> _PROVIDED INFORMATION_
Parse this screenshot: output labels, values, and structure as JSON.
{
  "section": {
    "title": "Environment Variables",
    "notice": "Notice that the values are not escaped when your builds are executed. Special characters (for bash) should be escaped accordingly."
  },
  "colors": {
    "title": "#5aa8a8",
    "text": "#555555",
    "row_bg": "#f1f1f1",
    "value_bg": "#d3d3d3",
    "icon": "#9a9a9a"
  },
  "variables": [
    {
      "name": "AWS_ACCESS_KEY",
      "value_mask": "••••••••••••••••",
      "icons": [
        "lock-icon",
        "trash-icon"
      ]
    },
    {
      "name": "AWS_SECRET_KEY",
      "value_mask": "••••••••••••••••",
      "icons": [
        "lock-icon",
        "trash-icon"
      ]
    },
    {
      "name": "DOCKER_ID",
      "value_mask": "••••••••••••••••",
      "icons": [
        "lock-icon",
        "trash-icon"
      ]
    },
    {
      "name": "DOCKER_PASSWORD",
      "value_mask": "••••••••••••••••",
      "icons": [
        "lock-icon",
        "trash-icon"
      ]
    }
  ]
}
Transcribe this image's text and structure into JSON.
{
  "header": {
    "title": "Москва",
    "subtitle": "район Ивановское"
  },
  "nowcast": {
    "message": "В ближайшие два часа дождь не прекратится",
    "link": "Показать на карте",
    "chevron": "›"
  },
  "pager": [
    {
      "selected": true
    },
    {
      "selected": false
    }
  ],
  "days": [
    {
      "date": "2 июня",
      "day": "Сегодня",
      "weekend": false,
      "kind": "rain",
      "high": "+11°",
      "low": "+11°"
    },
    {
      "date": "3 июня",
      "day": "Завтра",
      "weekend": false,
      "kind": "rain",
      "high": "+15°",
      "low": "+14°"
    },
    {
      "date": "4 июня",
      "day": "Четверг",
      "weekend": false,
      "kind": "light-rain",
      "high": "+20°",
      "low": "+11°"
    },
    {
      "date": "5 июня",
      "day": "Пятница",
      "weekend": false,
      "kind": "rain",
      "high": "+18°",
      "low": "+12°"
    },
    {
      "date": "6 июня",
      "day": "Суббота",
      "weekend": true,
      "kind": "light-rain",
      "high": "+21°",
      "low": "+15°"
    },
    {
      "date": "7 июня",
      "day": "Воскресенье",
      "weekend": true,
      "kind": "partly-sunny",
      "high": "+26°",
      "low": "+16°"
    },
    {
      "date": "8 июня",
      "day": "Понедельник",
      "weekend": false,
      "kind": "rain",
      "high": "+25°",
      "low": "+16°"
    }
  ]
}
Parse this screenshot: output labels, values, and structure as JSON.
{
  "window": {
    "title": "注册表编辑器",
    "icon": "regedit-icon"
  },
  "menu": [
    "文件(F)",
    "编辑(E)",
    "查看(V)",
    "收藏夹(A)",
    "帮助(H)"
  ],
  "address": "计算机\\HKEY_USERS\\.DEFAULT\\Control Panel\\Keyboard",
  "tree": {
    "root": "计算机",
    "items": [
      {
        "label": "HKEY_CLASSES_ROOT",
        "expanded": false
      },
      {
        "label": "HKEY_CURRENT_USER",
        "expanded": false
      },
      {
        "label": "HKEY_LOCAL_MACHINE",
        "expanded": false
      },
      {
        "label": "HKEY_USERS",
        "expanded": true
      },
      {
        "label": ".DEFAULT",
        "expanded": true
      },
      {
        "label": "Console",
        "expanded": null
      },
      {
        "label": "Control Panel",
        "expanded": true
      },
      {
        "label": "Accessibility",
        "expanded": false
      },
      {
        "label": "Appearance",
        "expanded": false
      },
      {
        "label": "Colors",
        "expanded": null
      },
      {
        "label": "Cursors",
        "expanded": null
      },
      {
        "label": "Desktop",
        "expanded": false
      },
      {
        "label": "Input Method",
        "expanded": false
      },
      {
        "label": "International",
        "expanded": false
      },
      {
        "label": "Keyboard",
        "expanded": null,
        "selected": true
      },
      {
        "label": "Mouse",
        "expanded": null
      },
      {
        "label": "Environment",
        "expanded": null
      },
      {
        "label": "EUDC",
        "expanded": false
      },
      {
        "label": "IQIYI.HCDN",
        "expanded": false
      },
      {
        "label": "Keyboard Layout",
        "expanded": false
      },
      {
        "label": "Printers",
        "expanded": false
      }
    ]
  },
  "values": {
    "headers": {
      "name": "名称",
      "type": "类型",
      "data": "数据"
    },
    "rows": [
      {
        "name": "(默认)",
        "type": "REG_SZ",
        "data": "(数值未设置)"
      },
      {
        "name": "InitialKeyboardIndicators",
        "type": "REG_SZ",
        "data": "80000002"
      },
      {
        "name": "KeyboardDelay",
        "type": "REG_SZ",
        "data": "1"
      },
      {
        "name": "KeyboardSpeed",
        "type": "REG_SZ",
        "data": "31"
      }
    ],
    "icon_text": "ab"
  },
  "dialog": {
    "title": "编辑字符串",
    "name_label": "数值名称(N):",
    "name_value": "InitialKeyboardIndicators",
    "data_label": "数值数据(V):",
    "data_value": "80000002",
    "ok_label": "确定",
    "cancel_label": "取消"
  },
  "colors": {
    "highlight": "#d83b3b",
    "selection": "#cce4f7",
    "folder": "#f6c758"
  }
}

> _TASK TO COMPLETE_
Reproduce all data above, unchanged.

> _SOLUTION_
Parse this screenshot: output labels, values, and structure as JSON.
{
  "section": {
    "title": "Environment Variables",
    "notice": "Notice that the values are not escaped when your builds are executed. Special characters (for bash) should be escaped accordingly."
  },
  "colors": {
    "title": "#5aa8a8",
    "text": "#555555",
    "row_bg": "#f1f1f1",
    "value_bg": "#d3d3d3",
    "icon": "#9a9a9a"
  },
  "variables": [
    {
      "name": "AWS_ACCESS_KEY",
      "value_mask": "••••••••••••••••",
      "icons": [
        "lock-icon",
        "trash-icon"
      ]
    },
    {
      "name": "AWS_SECRET_KEY",
      "value_mask": "••••••••••••••••",
      "icons": [
        "lock-icon",
        "trash-icon"
      ]
    },
    {
      "name": "DOCKER_ID",
      "value_mask": "••••••••••••••••",
      "icons": [
        "lock-icon",
        "trash-icon"
      ]
    },
    {
      "name": "DOCKER_PASSWORD",
      "value_mask": "••••••••••••••••",
      "icons": [
        "lock-icon",
        "trash-icon"
      ]
    }
  ]
}
Transcribe this image's text and structure into JSON.
{
  "header": {
    "title": "Москва",
    "subtitle": "район Ивановское"
  },
  "nowcast": {
    "message": "В ближайшие два часа дождь не прекратится",
    "link": "Показать на карте",
    "chevron": "›"
  },
  "pager": [
    {
      "selected": true
    },
    {
      "selected": false
    }
  ],
  "days": [
    {
      "date": "2 июня",
      "day": "Сегодня",
      "weekend": false,
      "kind": "rain",
      "high": "+11°",
      "low": "+11°"
    },
    {
      "date": "3 июня",
      "day": "Завтра",
      "weekend": false,
      "kind": "rain",
      "high": "+15°",
      "low": "+14°"
    },
    {
      "date": "4 июня",
      "day": "Четверг",
      "weekend": false,
      "kind": "light-rain",
      "high": "+20°",
      "low": "+11°"
    },
    {
      "date": "5 июня",
      "day": "Пятница",
      "weekend": false,
      "kind": "rain",
      "high": "+18°",
      "low": "+12°"
    },
    {
      "date": "6 июня",
      "day": "Суббота",
      "weekend": true,
      "kind": "light-rain",
      "high": "+21°",
      "low": "+15°"
    },
    {
      "date": "7 июня",
      "day": "Воскресенье",
      "weekend": true,
      "kind": "partly-sunny",
      "high": "+26°",
      "low": "+16°"
    },
    {
      "date": "8 июня",
      "day": "Понедельник",
      "weekend": false,
      "kind": "rain",
      "high": "+25°",
      "low": "+16°"
    }
  ]
}
Parse this screenshot: output labels, values, and structure as JSON.
{
  "window": {
    "title": "注册表编辑器",
    "icon": "regedit-icon"
  },
  "menu": [
    "文件(F)",
    "编辑(E)",
    "查看(V)",
    "收藏夹(A)",
    "帮助(H)"
  ],
  "address": "计算机\\HKEY_USERS\\.DEFAULT\\Control Panel\\Keyboard",
  "tree": {
    "root": "计算机",
    "items": [
      {
        "label": "HKEY_CLASSES_ROOT",
        "expanded": false
      },
      {
        "label": "HKEY_CURRENT_USER",
        "expanded": false
      },
      {
        "label": "HKEY_LOCAL_MACHINE",
        "expanded": false
      },
      {
        "label": "HKEY_USERS",
        "expanded": true
      },
      {
        "label": ".DEFAULT",
        "expanded": true
      },
      {
        "label": "Console",
        "expanded": null
      },
      {
        "label": "Control Panel",
        "expanded": true
      },
      {
        "label": "Accessibility",
        "expanded": false
      },
      {
        "label": "Appearance",
        "expanded": false
      },
      {
        "label": "Colors",
        "expanded": null
      },
      {
        "label": "Cursors",
        "expanded": null
      },
      {
        "label": "Desktop",
        "expanded": false
      },
      {
        "label": "Input Method",
        "expanded": false
      },
      {
        "label": "International",
        "expanded": false
      },
      {
        "label": "Keyboard",
        "expanded": null,
        "selected": true
      },
      {
        "label": "Mouse",
        "expanded": null
      },
      {
        "label": "Environment",
        "expanded": null
      },
      {
        "label": "EUDC",
        "expanded": false
      },
      {
        "label": "IQIYI.HCDN",
        "expanded": false
      },
      {
        "label": "Keyboard Layout",
        "expanded": false
      },
      {
        "label": "Printers",
        "expanded": false
      }
    ]
  },
  "values": {
    "headers": {
      "name": "名称",
      "type": "类型",
      "data": "数据"
    },
    "rows": [
      {
        "name": "(默认)",
        "type": "REG_SZ",
        "data": "(数值未设置)"
      },
      {
        "name": "InitialKeyboardIndicators",
        "type": "REG_SZ",
        "data": "80000002"
      },
      {
        "name": "KeyboardDelay",
        "type": "REG_SZ",
        "data": "1"
      },
      {
        "name": "KeyboardSpeed",
        "type": "REG_SZ",
        "data": "31"
      }
    ],
    "icon_text": "ab"
  },
  "dialog": {
    "title": "编辑字符串",
    "name_label": "数值名称(N):",
    "name_value": "InitialKeyboardIndicators",
    "data_label": "数值数据(V):",
    "data_value": "80000002",
    "ok_label": "确定",
    "cancel_label": "取消"
  },
  "colors": {
    "highlight": "#d83b3b",
    "selection": "#cce4f7",
    "folder": "#f6c758"
  }
}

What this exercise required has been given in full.